#### Exercise objective:
Reproduce verbatim the part of the items that opens with the line containing "tree-node-wand[interactable]: wand xyxy=(48,174,178,188)" and closes with the line containing "color-name[interactable]: cyan xyxy=(434,120,457,133)", including both of those lines.

(Source records)
"""
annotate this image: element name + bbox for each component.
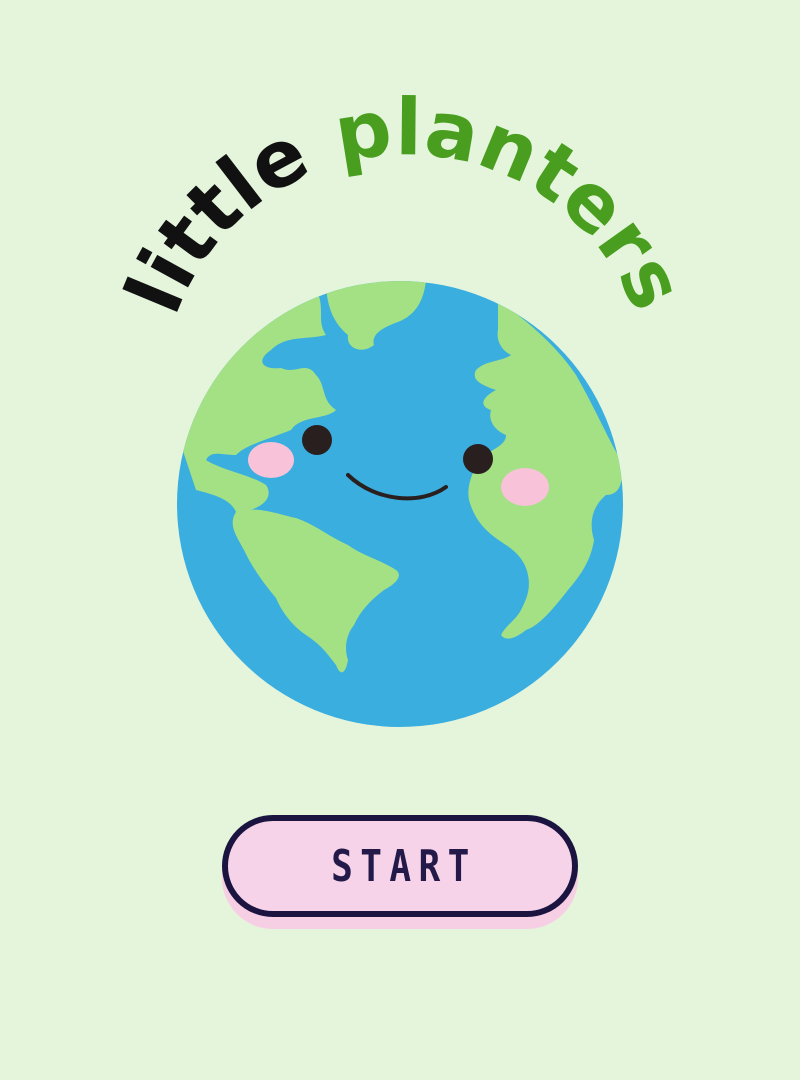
left-cheek	[248, 442, 294, 478]
start-button-label: START	[330, 840, 477, 892]
right-cheek	[501, 468, 549, 506]
start-button[interactable]: START	[222, 815, 578, 917]
right-eye	[463, 444, 493, 474]
left-eye	[302, 425, 332, 455]
smiling-earth-icon	[177, 281, 623, 727]
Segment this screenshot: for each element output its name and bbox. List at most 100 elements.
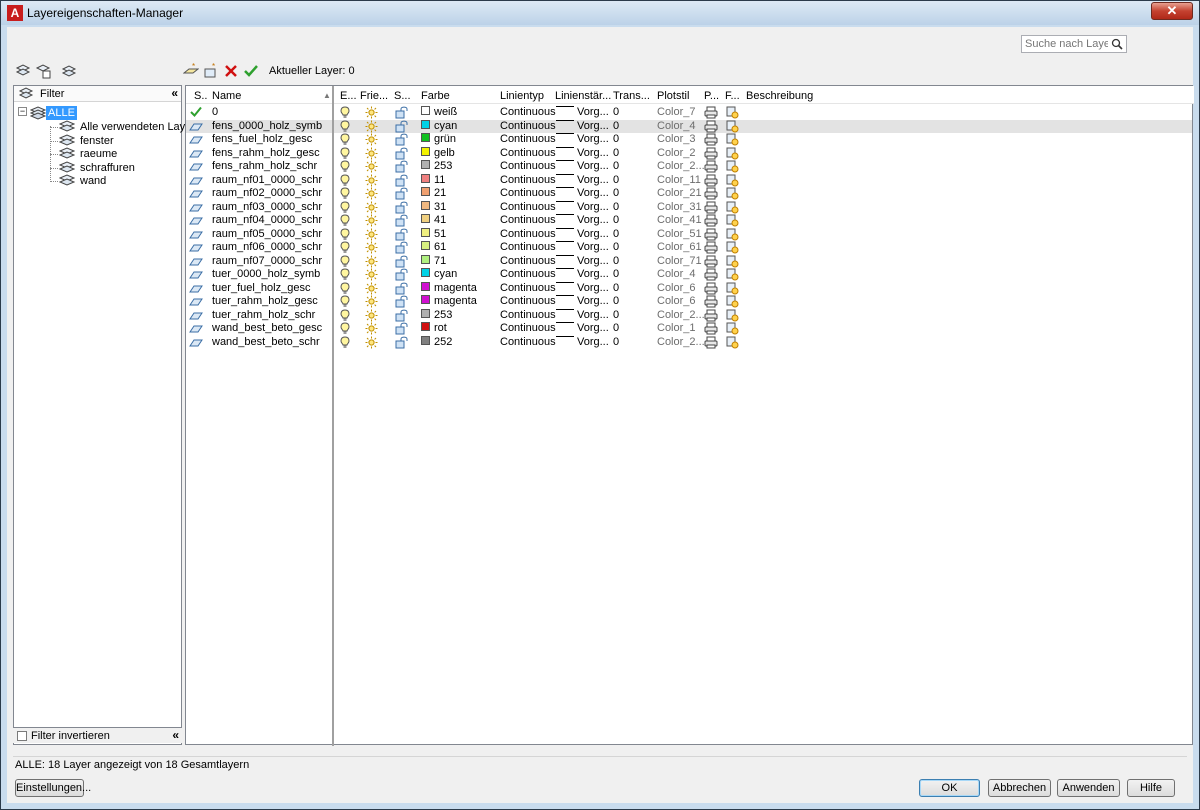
tree-node-wand[interactable]: wand xyxy=(48,174,178,188)
col-color[interactable]: Farbe xyxy=(421,90,450,102)
viewport-freeze-icon[interactable] xyxy=(726,255,739,268)
viewport-freeze-icon[interactable] xyxy=(726,106,739,119)
padlock-open-icon[interactable] xyxy=(395,120,409,133)
printer-icon[interactable] xyxy=(704,174,718,187)
padlock-open-icon[interactable] xyxy=(395,295,409,308)
col-description[interactable]: Beschreibung xyxy=(746,90,813,102)
viewport-freeze-icon[interactable] xyxy=(726,336,739,349)
color-swatch[interactable] xyxy=(421,187,430,196)
viewport-freeze-icon[interactable] xyxy=(726,201,739,214)
printer-icon[interactable] xyxy=(704,336,718,349)
padlock-open-icon[interactable] xyxy=(395,228,409,241)
transparency[interactable]: 0 xyxy=(613,214,619,227)
lineweight[interactable]: Vorg... xyxy=(577,147,609,160)
col-freeze[interactable]: Frie... xyxy=(360,90,388,102)
color-swatch[interactable] xyxy=(421,295,430,304)
lineweight[interactable]: Vorg... xyxy=(577,322,609,335)
transparency[interactable]: 0 xyxy=(613,322,619,335)
plot-style[interactable]: Color_6 xyxy=(657,295,696,308)
layer-sheet-icon[interactable] xyxy=(189,243,203,253)
color-name[interactable]: 41 xyxy=(434,214,446,227)
color-name[interactable]: cyan xyxy=(434,120,457,133)
color-swatch[interactable] xyxy=(421,106,430,115)
new-layer-vp-frozen-icon[interactable]: * xyxy=(203,63,219,79)
plot-style[interactable]: Color_21 xyxy=(657,187,702,200)
viewport-freeze-icon[interactable] xyxy=(726,120,739,133)
printer-icon[interactable] xyxy=(704,160,718,173)
color-name[interactable]: 71 xyxy=(434,255,446,268)
lineweight[interactable]: Vorg... xyxy=(577,255,609,268)
layer-name[interactable]: fens_rahm_holz_gesc xyxy=(212,147,320,160)
color-swatch[interactable] xyxy=(421,281,430,291)
sun-icon[interactable] xyxy=(365,255,378,268)
linetype[interactable]: Continuous xyxy=(500,322,556,335)
linetype[interactable]: Continuous xyxy=(500,228,556,241)
layer-name[interactable]: raum_nf03_0000_schr xyxy=(212,201,322,214)
padlock-open-icon[interactable] xyxy=(395,174,409,187)
sun-icon[interactable] xyxy=(365,214,378,227)
layer-sheet-icon[interactable] xyxy=(189,189,203,199)
lightbulb-icon[interactable] xyxy=(340,322,350,335)
layer-row[interactable]: fens_0000_holz_symb cyan Continuous Vorg...… xyxy=(186,119,1192,133)
padlock-open-icon[interactable] xyxy=(395,133,409,146)
sun-icon[interactable] xyxy=(365,106,378,119)
linetype[interactable]: Continuous xyxy=(500,160,556,173)
sun-icon[interactable] xyxy=(365,336,378,349)
color-name[interactable]: magenta xyxy=(434,282,477,295)
layer-name[interactable]: raum_nf06_0000_schr xyxy=(212,241,322,254)
new-property-filter-icon[interactable] xyxy=(15,63,31,79)
lightbulb-icon[interactable] xyxy=(340,200,350,214)
col-transparency[interactable]: Trans... xyxy=(613,90,650,102)
viewport-freeze-icon[interactable] xyxy=(726,214,739,227)
layer-sheet-icon[interactable] xyxy=(189,284,203,294)
layer-name[interactable]: tuer_0000_holz_symb xyxy=(212,268,320,281)
sun-icon[interactable] xyxy=(365,228,378,241)
collapse-bottom-icon[interactable]: « xyxy=(172,728,179,742)
transparency[interactable]: 0 xyxy=(613,106,619,119)
sun-icon[interactable] xyxy=(365,309,378,322)
col-new-vp-freeze[interactable]: F... xyxy=(725,90,740,102)
color-name[interactable]: rot xyxy=(434,322,447,335)
padlock-open-icon[interactable] xyxy=(395,201,409,214)
printer-icon[interactable] xyxy=(704,106,718,119)
layer-row[interactable]: tuer_rahm_holz_gesc magenta Continuous Vorg… xyxy=(186,295,1192,308)
viewport-freeze-icon[interactable] xyxy=(726,322,739,335)
padlock-open-icon[interactable] xyxy=(395,106,409,119)
linetype[interactable]: Continuous xyxy=(500,147,556,160)
sun-icon[interactable] xyxy=(365,282,378,295)
invert-filter-checkbox[interactable] xyxy=(17,731,27,741)
color-swatch[interactable] xyxy=(421,160,430,169)
set-current-icon[interactable] xyxy=(243,63,259,79)
lightbulb-icon[interactable] xyxy=(340,335,350,349)
ok-button[interactable]: OK xyxy=(919,779,980,797)
new-layer-icon[interactable]: * xyxy=(183,63,199,79)
layer-sheet-icon[interactable] xyxy=(189,257,203,267)
lightbulb-icon[interactable] xyxy=(340,227,350,241)
color-name[interactable]: 21 xyxy=(434,187,446,200)
layer-name[interactable]: fens_0000_holz_symb xyxy=(212,120,322,133)
sun-icon[interactable] xyxy=(365,120,378,133)
color-swatch[interactable] xyxy=(421,322,430,331)
padlock-open-icon[interactable] xyxy=(395,187,409,200)
apply-button[interactable]: Anwenden xyxy=(1057,779,1120,797)
lineweight[interactable]: Vorg... xyxy=(577,268,609,281)
lineweight[interactable]: Vorg... xyxy=(577,174,609,187)
color-name[interactable]: magenta xyxy=(434,295,477,308)
lightbulb-icon[interactable] xyxy=(340,106,350,119)
layer-sheet-icon[interactable] xyxy=(189,203,203,213)
layer-sheet-icon[interactable] xyxy=(189,230,203,240)
sun-icon[interactable] xyxy=(365,241,378,254)
lineweight[interactable]: Vorg... xyxy=(577,187,609,200)
lightbulb-icon[interactable] xyxy=(340,187,350,200)
color-swatch[interactable] xyxy=(421,173,430,183)
lightbulb-icon[interactable] xyxy=(340,254,350,268)
layer-name[interactable]: raum_nf05_0000_schr xyxy=(212,228,322,241)
padlock-open-icon[interactable] xyxy=(395,255,409,268)
layer-row[interactable]: wand_best_beto_gesc rot Continuous Vorg... 0… xyxy=(186,322,1192,335)
layer-sheet-icon[interactable] xyxy=(189,216,203,226)
viewport-freeze-icon[interactable] xyxy=(726,295,739,308)
color-name[interactable]: 31 xyxy=(434,201,446,214)
color-swatch[interactable] xyxy=(421,227,430,237)
tree-node-raeume[interactable]: raeume xyxy=(48,147,178,161)
layer-row[interactable]: 0 weiß Continuous Vorg... 0 Color_7 xyxy=(186,106,1192,119)
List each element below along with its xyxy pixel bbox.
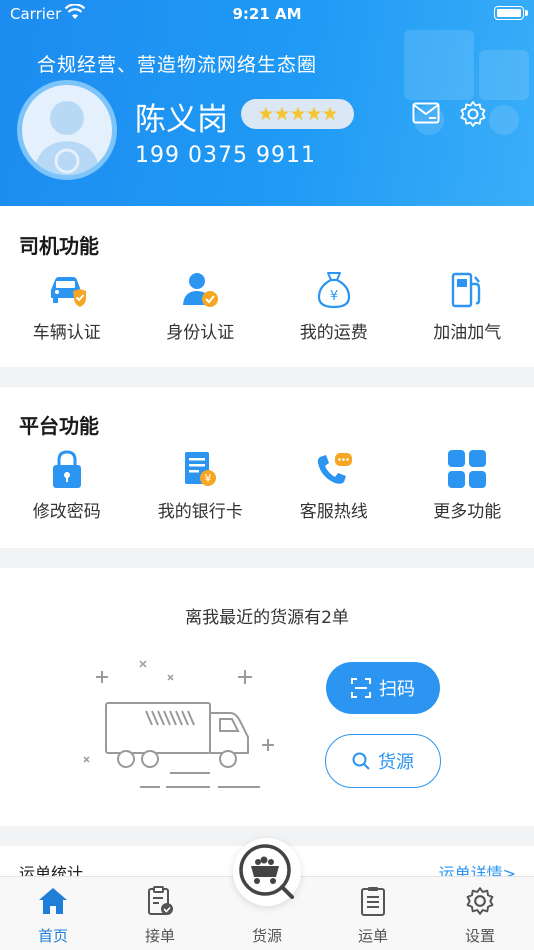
identity-verify-icon <box>183 273 219 307</box>
vehicle-verify-button[interactable]: 车辆认证 <box>0 268 134 343</box>
phone-chat-icon <box>317 453 352 484</box>
clock: 9:21 AM <box>232 5 302 23</box>
tab-settings-label: 设置 <box>464 927 495 945</box>
car-verify-icon <box>50 277 86 307</box>
tab-accept-order[interactable]: 接单 <box>125 885 195 946</box>
tab-home[interactable]: 首页 <box>18 885 88 946</box>
platform-functions-row: 修改密码 ¥ 我的银行卡 客服热线 更多功能 <box>0 447 534 522</box>
cargo-source-center-button[interactable] <box>233 838 301 906</box>
more-functions-label: 更多功能 <box>433 502 502 522</box>
vehicle-verify-label: 车辆认证 <box>32 323 101 343</box>
driver-functions-card: 司机功能 车辆认证 身份认证 ¥ 我的运费 加油加气 <box>0 206 534 367</box>
tab-settings[interactable]: 设置 <box>445 885 515 946</box>
grid-icon <box>448 450 487 488</box>
identity-verify-label: 身份认证 <box>166 323 235 343</box>
svg-text:¥: ¥ <box>205 472 212 485</box>
fuel-label: 加油加气 <box>433 323 502 343</box>
lock-icon <box>52 450 81 488</box>
driver-phone: 199 0375 9911 <box>135 143 316 168</box>
slogan: 合规经营、营造物流网络生态圈 <box>37 54 318 76</box>
money-bag-icon: ¥ <box>317 272 350 309</box>
message-icon[interactable] <box>412 102 440 124</box>
rating-stars: ★★★★★ <box>241 99 354 129</box>
scan-icon <box>351 678 371 698</box>
bank-card-button[interactable]: ¥ 我的银行卡 <box>134 447 268 522</box>
platform-functions-card: 平台功能 修改密码 ¥ 我的银行卡 客服热线 更多功能 <box>0 387 534 548</box>
my-freight-label: 我的运费 <box>299 323 368 343</box>
delivery-truck-illustration-icon <box>83 660 274 788</box>
gear-icon <box>466 887 494 915</box>
change-password-button[interactable]: 修改密码 <box>0 447 134 522</box>
fuel-button[interactable]: 加油加气 <box>401 268 534 343</box>
scan-button-label: 扫码 <box>379 679 415 700</box>
platform-functions-title: 平台功能 <box>19 414 99 438</box>
identity-verify-button[interactable]: 身份认证 <box>134 268 268 343</box>
driver-name: 陈义岗 <box>135 102 228 138</box>
status-bar: Carrier 9:21 AM <box>0 0 534 28</box>
driver-functions-row: 车辆认证 身份认证 ¥ 我的运费 加油加气 <box>0 268 534 343</box>
find-source-button[interactable]: 货源 <box>325 734 441 788</box>
home-icon <box>39 888 67 914</box>
battery-icon <box>494 6 524 20</box>
tab-accept-order-label: 接单 <box>144 927 175 945</box>
more-functions-button[interactable]: 更多功能 <box>401 447 534 522</box>
tab-waybill-label: 运单 <box>357 927 388 945</box>
bank-card-label: 我的银行卡 <box>157 502 243 522</box>
driver-functions-title: 司机功能 <box>19 234 99 258</box>
settings-gear-icon[interactable] <box>459 100 487 128</box>
bank-card-icon: ¥ <box>185 452 217 486</box>
tab-cargo-source-label: 货源 <box>251 927 282 945</box>
search-icon <box>352 752 370 770</box>
customer-hotline-label: 客服热线 <box>299 502 368 522</box>
tab-home-label: 首页 <box>37 927 68 945</box>
profile-header: Carrier 9:21 AM 合规经营、营造物流网络生态圈 陈义岗 ★★★★★… <box>0 0 534 206</box>
svg-text:¥: ¥ <box>330 289 338 304</box>
my-freight-button[interactable]: ¥ 我的运费 <box>267 268 401 343</box>
avatar[interactable] <box>17 80 117 180</box>
waybill-list-icon <box>361 887 385 916</box>
change-password-label: 修改密码 <box>32 502 101 522</box>
find-source-label: 货源 <box>378 752 414 773</box>
clipboard-check-icon <box>148 886 173 915</box>
nearby-source-text: 离我最近的货源有2单 <box>185 608 349 628</box>
customer-hotline-button[interactable]: 客服热线 <box>267 447 401 522</box>
truck-watermark-icon <box>404 30 529 135</box>
cargo-search-icon <box>239 844 294 899</box>
tab-waybill[interactable]: 运单 <box>338 885 408 946</box>
scan-button[interactable]: 扫码 <box>326 662 440 714</box>
fuel-pump-icon <box>452 272 481 308</box>
driver-avatar-icon <box>34 101 100 175</box>
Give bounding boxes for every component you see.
"""
#### Answer for the task:
tree-node-wand[interactable]: wand xyxy=(48,174,178,188)
col-color[interactable]: Farbe xyxy=(421,90,450,102)
viewport-freeze-icon[interactable] xyxy=(726,255,739,268)
viewport-freeze-icon[interactable] xyxy=(726,106,739,119)
padlock-open-icon[interactable] xyxy=(395,120,409,133)
printer-icon[interactable] xyxy=(704,174,718,187)
padlock-open-icon[interactable] xyxy=(395,295,409,308)
col-description[interactable]: Beschreibung xyxy=(746,90,813,102)
viewport-freeze-icon[interactable] xyxy=(726,336,739,349)
color-swatch[interactable] xyxy=(421,187,430,196)
viewport-freeze-icon[interactable] xyxy=(726,201,739,214)
printer-icon[interactable] xyxy=(704,336,718,349)
padlock-open-icon[interactable] xyxy=(395,228,409,241)
transparency[interactable]: 0 xyxy=(613,214,619,227)
lineweight[interactable]: Vorg... xyxy=(577,147,609,160)
col-freeze[interactable]: Frie... xyxy=(360,90,388,102)
color-swatch[interactable] xyxy=(421,295,430,304)
lineweight[interactable]: Vorg... xyxy=(577,322,609,335)
transparency[interactable]: 0 xyxy=(613,322,619,335)
plot-style[interactable]: Color_6 xyxy=(657,295,696,308)
layer-sheet-icon[interactable] xyxy=(189,243,203,253)
color-name[interactable]: 41 xyxy=(434,214,446,227)
color-name[interactable]: cyan xyxy=(434,120,457,133)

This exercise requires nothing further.